Report only the number of lines holding "rise".

[Rows from a dataset]
* * *

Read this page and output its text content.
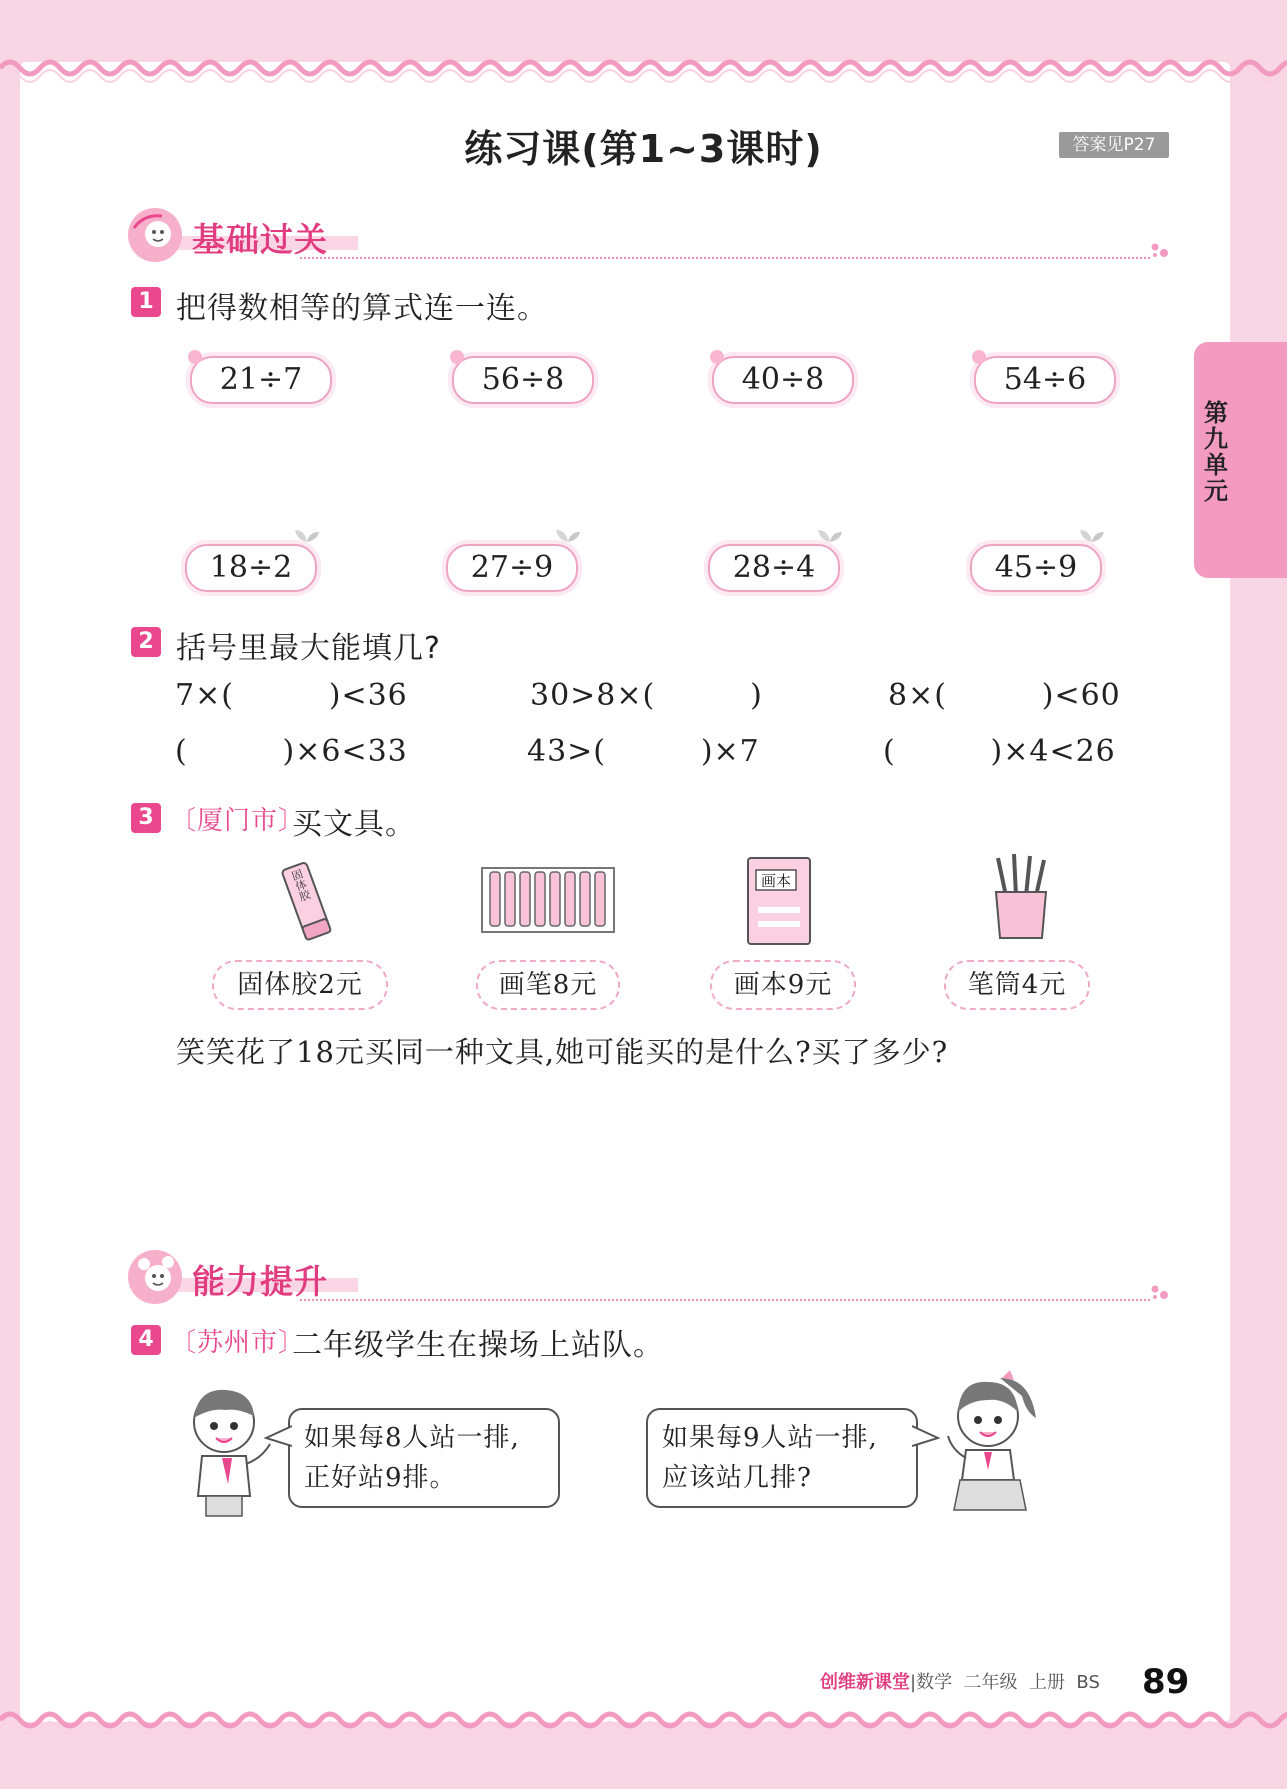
第九单元
练习课(第1~3课时)	答案见P27
基础过关
1 把得数相等的算式连一连。
21÷7	56÷8	40÷8	54÷6
18÷2	27÷9	28÷4	45÷9
2 括号里最大能填几?
7×(         )<36	30>8×(         )	8×(         )<60
(         )×6<33	43>(         )×7	(         )×4<26
3 〔厦门市〕
买文具。
固体胶	画本
固体胶2元	画笔8元	画本9元	笔筒4元
笑笑花了18元买同一种文具,她可能买的是什么?买了多少?
能力提升
4 〔苏州市〕
二年级学生在操场上站队。
如果每8人站一排,
正好站9排。
如果每9人站一排,
应该站几排?
创维新课堂|数学  二年级  上册  BS 89
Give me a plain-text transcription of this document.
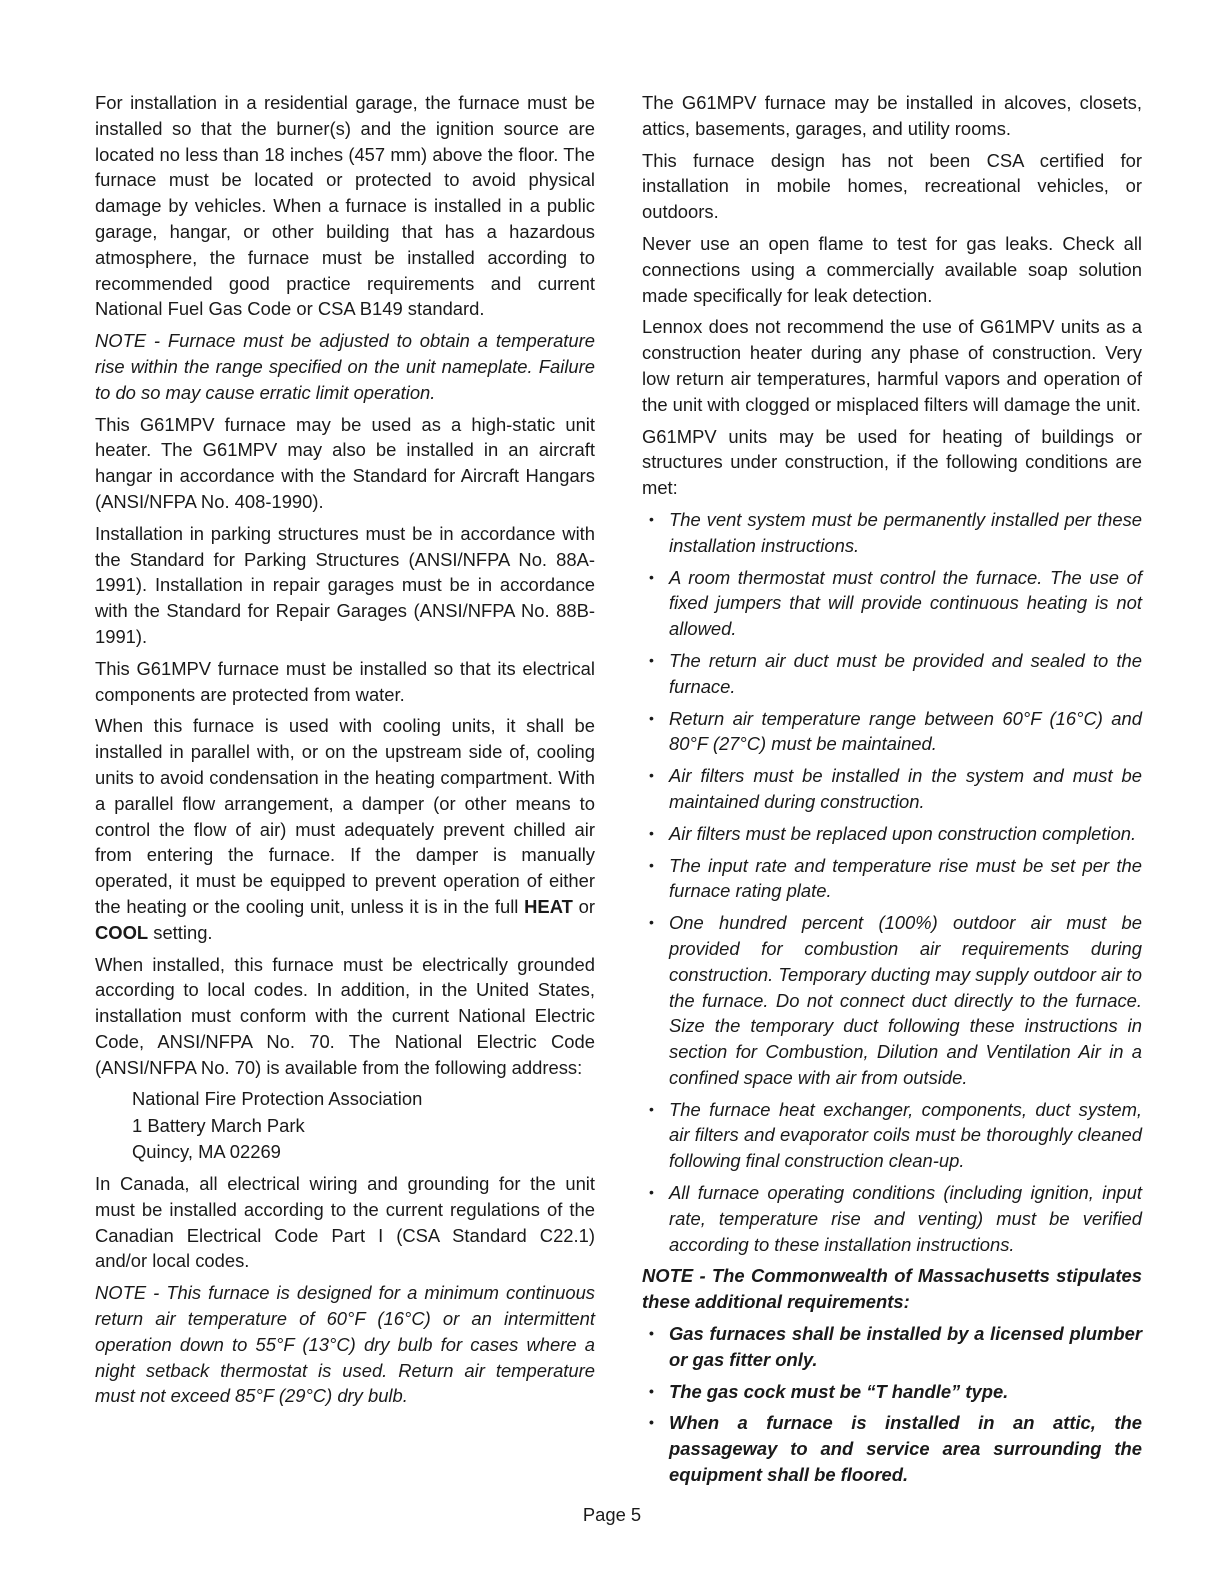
For installation in a residential garage, the furnace must be installed so that the burner(s) and the ignition source are located no less than 18 inches (457 mm) above the floor. The furnace must be located or protected to avoid physical damage by vehicles. When a furnace is installed in a public garage, hangar, or other building that has a hazardous atmosphere, the furnace must be installed according to recommended good practice requirements and current National Fuel Gas Code or CSA B149 standard.

NOTE - Furnace must be adjusted to obtain a temperature rise within the range specified on the unit nameplate. Failure to do so may cause erratic limit operation.

This G61MPV furnace may be used as a high-static unit heater. The G61MPV may also be installed in an aircraft hangar in accordance with the Standard for Aircraft Hangars (ANSI/NFPA No. 408-1990).

Installation in parking structures must be in accordance with the Standard for Parking Structures (ANSI/NFPA No. 88A-1991). Installation in repair garages must be in accordance with the Standard for Repair Garages (ANSI/NFPA No. 88B-1991).

This G61MPV furnace must be installed so that its electrical components are protected from water.

When this furnace is used with cooling units, it shall be installed in parallel with, or on the upstream side of, cooling units to avoid condensation in the heating compartment. With a parallel flow arrangement, a damper (or other means to control the flow of air) must adequately prevent chilled air from entering the furnace. If the damper is manually operated, it must be equipped to prevent operation of either the heating or the cooling unit, unless it is in the full HEAT or COOL setting.

When installed, this furnace must be electrically grounded according to local codes. In addition, in the United States, installation must conform with the current National Electric Code, ANSI/NFPA No. 70. The National Electric Code (ANSI/NFPA No. 70) is available from the following address:

National Fire Protection Association
1 Battery March Park
Quincy, MA 02269

In Canada, all electrical wiring and grounding for the unit must be installed according to the current regulations of the Canadian Electrical Code Part I (CSA Standard C22.1) and/or local codes.

NOTE - This furnace is designed for a minimum continuous return air temperature of 60°F (16°C) or an intermittent operation down to 55°F (13°C) dry bulb for cases where a night setback thermostat is used. Return air temperature must not exceed 85°F (29°C) dry bulb.

The G61MPV furnace may be installed in alcoves, closets, attics, basements, garages, and utility rooms.

This furnace design has not been CSA certified for installation in mobile homes, recreational vehicles, or outdoors.

Never use an open flame to test for gas leaks. Check all connections using a commercially available soap solution made specifically for leak detection.

Lennox does not recommend the use of G61MPV units as a construction heater during any phase of construction. Very low return air temperatures, harmful vapors and operation of the unit with clogged or misplaced filters will damage the unit.

G61MPV units may be used for heating of buildings or structures under construction, if the following conditions are met:

• The vent system must be permanently installed per these installation instructions.
• A room thermostat must control the furnace. The use of fixed jumpers that will provide continuous heating is not allowed.
• The return air duct must be provided and sealed to the furnace.
• Return air temperature range between 60°F (16°C) and 80°F (27°C) must be maintained.
• Air filters must be installed in the system and must be maintained during construction.
• Air filters must be replaced upon construction completion.
• The input rate and temperature rise must be set per the furnace rating plate.
• One hundred percent (100%) outdoor air must be provided for combustion air requirements during construction. Temporary ducting may supply outdoor air to the furnace. Do not connect duct directly to the furnace. Size the temporary duct following these instructions in section for Combustion, Dilution and Ventilation Air in a confined space with air from outside.
• The furnace heat exchanger, components, duct system, air filters and evaporator coils must be thoroughly cleaned following final construction clean-up.
• All furnace operating conditions (including ignition, input rate, temperature rise and venting) must be verified according to these installation instructions.

NOTE - The Commonwealth of Massachusetts stipulates these additional requirements:

• Gas furnaces shall be installed by a licensed plumber or gas fitter only.
• The gas cock must be “T handle” type.
• When a furnace is installed in an attic, the passageway to and service area surrounding the equipment shall be floored.
Page 5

* * *

> ANSWER FOR THE TASK: 3